(Dataset records)
··········

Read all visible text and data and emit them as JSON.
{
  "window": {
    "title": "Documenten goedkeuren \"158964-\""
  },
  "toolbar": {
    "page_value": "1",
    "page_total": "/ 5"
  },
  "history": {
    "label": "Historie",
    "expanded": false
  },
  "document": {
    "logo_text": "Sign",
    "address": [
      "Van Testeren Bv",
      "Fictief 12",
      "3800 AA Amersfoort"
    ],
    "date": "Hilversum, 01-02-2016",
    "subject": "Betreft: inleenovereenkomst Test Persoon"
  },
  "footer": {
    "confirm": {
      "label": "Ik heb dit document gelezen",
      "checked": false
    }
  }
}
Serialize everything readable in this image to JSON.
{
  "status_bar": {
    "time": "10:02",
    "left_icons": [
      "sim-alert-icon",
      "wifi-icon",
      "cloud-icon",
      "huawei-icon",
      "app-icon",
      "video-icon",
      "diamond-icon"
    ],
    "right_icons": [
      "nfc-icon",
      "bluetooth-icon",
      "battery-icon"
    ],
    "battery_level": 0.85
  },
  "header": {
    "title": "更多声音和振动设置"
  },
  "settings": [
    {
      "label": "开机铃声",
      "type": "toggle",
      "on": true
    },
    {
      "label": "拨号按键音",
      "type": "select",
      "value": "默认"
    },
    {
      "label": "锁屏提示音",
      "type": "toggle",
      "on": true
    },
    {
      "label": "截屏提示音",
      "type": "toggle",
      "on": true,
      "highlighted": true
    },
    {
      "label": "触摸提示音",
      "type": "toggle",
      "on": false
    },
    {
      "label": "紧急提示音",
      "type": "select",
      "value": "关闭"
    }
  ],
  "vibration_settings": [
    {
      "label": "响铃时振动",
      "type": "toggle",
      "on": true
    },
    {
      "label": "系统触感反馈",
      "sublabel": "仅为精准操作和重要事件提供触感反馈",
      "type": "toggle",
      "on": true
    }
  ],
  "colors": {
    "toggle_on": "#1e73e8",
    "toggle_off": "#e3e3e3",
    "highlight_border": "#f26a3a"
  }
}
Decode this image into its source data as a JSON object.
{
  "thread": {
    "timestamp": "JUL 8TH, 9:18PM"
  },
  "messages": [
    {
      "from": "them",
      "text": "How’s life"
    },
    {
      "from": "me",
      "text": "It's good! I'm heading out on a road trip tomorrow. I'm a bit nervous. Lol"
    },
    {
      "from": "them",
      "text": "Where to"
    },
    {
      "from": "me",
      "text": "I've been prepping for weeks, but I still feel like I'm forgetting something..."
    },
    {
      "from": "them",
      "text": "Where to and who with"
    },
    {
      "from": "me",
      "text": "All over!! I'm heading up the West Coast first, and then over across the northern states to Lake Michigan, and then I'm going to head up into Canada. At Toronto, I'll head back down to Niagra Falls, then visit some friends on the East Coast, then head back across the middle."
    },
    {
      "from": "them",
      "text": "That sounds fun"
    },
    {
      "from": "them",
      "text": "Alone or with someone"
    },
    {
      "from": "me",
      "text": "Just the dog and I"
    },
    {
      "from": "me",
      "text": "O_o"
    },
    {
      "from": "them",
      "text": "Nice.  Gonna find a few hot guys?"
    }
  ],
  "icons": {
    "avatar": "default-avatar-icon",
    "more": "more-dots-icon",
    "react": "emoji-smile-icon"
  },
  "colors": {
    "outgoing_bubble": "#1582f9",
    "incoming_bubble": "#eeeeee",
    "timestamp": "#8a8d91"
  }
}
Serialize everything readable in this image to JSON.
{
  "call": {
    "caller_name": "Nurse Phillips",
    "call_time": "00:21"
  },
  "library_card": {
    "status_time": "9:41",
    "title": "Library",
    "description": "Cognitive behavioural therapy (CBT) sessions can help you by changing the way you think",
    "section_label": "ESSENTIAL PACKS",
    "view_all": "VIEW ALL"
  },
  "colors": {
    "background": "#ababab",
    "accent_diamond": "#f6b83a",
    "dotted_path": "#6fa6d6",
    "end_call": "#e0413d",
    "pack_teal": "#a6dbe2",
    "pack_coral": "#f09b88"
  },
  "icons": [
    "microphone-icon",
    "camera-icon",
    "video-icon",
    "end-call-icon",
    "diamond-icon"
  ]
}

··········

Where does the word "JSON" appear? Return each line that holds it.

Answer for this exercise:
Read all visible text and data and emit them as JSON.
Serialize everything readable in this image to JSON.
Decode this image into its source data as a JSON object.
Serialize everything readable in this image to JSON.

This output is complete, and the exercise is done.